Records about charts and figures
•••••

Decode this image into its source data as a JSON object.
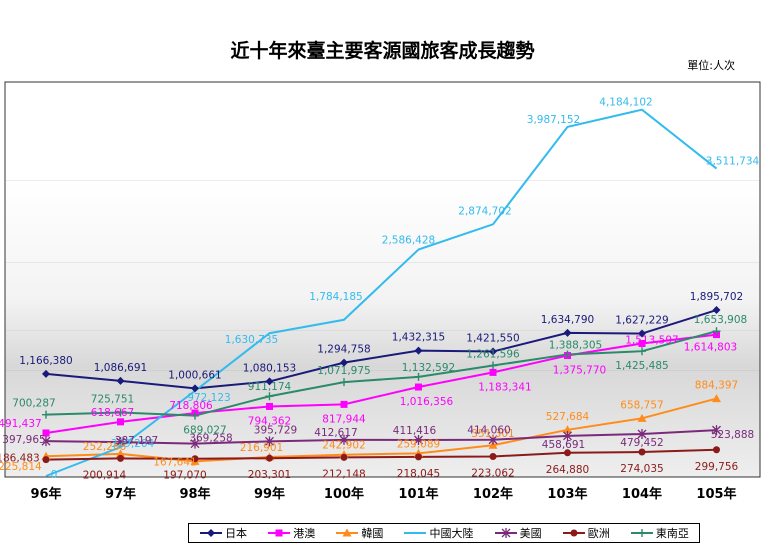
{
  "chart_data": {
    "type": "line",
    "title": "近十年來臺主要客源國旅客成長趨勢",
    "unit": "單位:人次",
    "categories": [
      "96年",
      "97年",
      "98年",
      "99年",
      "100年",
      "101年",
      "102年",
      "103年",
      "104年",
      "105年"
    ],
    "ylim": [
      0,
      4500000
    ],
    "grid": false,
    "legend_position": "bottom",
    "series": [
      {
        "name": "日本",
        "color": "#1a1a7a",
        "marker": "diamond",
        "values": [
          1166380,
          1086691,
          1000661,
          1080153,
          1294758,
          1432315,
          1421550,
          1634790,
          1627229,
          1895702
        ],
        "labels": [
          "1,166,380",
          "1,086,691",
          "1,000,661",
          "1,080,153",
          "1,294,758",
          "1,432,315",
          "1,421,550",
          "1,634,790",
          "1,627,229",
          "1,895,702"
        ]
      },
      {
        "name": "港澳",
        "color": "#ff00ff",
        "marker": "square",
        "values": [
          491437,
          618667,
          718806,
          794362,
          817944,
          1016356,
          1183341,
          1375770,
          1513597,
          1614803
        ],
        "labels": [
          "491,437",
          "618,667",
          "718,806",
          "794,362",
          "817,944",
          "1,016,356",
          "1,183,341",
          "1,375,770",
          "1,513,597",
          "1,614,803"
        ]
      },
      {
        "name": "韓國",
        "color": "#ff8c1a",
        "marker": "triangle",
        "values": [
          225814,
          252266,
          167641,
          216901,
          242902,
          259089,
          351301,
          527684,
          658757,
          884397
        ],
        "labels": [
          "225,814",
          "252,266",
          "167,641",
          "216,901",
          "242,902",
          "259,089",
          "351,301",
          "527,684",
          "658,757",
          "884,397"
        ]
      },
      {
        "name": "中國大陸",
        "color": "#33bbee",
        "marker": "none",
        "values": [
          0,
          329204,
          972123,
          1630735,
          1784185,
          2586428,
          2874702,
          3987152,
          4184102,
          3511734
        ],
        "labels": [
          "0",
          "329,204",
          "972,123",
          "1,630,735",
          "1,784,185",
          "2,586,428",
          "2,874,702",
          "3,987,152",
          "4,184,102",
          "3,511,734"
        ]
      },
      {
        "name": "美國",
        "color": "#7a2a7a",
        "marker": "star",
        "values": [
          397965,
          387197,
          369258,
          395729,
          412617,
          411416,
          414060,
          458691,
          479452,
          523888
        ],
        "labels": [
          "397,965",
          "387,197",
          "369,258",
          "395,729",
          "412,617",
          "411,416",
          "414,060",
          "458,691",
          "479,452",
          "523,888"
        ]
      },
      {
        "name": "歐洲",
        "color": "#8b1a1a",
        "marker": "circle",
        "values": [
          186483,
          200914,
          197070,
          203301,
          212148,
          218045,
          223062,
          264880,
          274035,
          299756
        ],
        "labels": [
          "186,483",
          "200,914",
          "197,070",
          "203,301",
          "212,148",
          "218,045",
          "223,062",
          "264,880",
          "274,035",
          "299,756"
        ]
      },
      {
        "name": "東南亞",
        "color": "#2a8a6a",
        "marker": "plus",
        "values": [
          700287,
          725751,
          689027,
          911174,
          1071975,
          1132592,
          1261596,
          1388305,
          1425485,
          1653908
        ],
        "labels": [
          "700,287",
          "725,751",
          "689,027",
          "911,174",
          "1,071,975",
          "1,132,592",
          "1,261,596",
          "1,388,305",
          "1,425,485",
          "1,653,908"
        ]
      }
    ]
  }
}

•••••

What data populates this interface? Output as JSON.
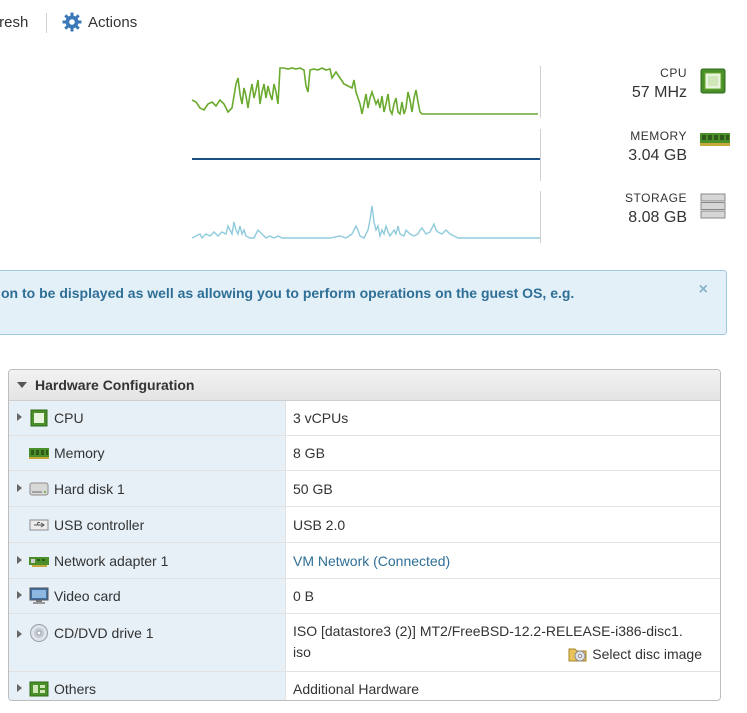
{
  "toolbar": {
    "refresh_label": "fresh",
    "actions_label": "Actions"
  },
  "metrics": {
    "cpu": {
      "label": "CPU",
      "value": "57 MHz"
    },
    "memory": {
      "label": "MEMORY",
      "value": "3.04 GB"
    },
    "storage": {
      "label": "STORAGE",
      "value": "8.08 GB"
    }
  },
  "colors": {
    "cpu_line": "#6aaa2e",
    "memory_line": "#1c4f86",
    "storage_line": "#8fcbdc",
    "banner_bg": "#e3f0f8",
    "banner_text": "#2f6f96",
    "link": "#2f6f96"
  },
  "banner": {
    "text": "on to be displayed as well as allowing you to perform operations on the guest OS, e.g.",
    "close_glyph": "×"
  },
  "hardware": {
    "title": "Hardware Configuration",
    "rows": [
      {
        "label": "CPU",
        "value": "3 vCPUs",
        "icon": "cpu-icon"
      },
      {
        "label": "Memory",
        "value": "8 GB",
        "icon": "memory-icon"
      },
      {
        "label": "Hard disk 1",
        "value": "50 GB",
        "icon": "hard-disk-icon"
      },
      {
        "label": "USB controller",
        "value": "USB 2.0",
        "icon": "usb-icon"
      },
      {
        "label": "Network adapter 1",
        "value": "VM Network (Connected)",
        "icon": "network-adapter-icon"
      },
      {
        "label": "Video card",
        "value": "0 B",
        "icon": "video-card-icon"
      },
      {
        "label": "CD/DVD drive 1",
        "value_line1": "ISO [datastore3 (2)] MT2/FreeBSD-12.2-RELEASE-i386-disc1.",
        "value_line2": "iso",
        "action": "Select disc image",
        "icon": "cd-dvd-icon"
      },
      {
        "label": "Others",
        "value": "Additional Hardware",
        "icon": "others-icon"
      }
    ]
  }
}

•••••

**Given task**
Read the entries and pick out all lines that include the word "this".

**Completed exercise**
Decode this image into its source data as a JSON object.
What data populates this interface? Output as JSON.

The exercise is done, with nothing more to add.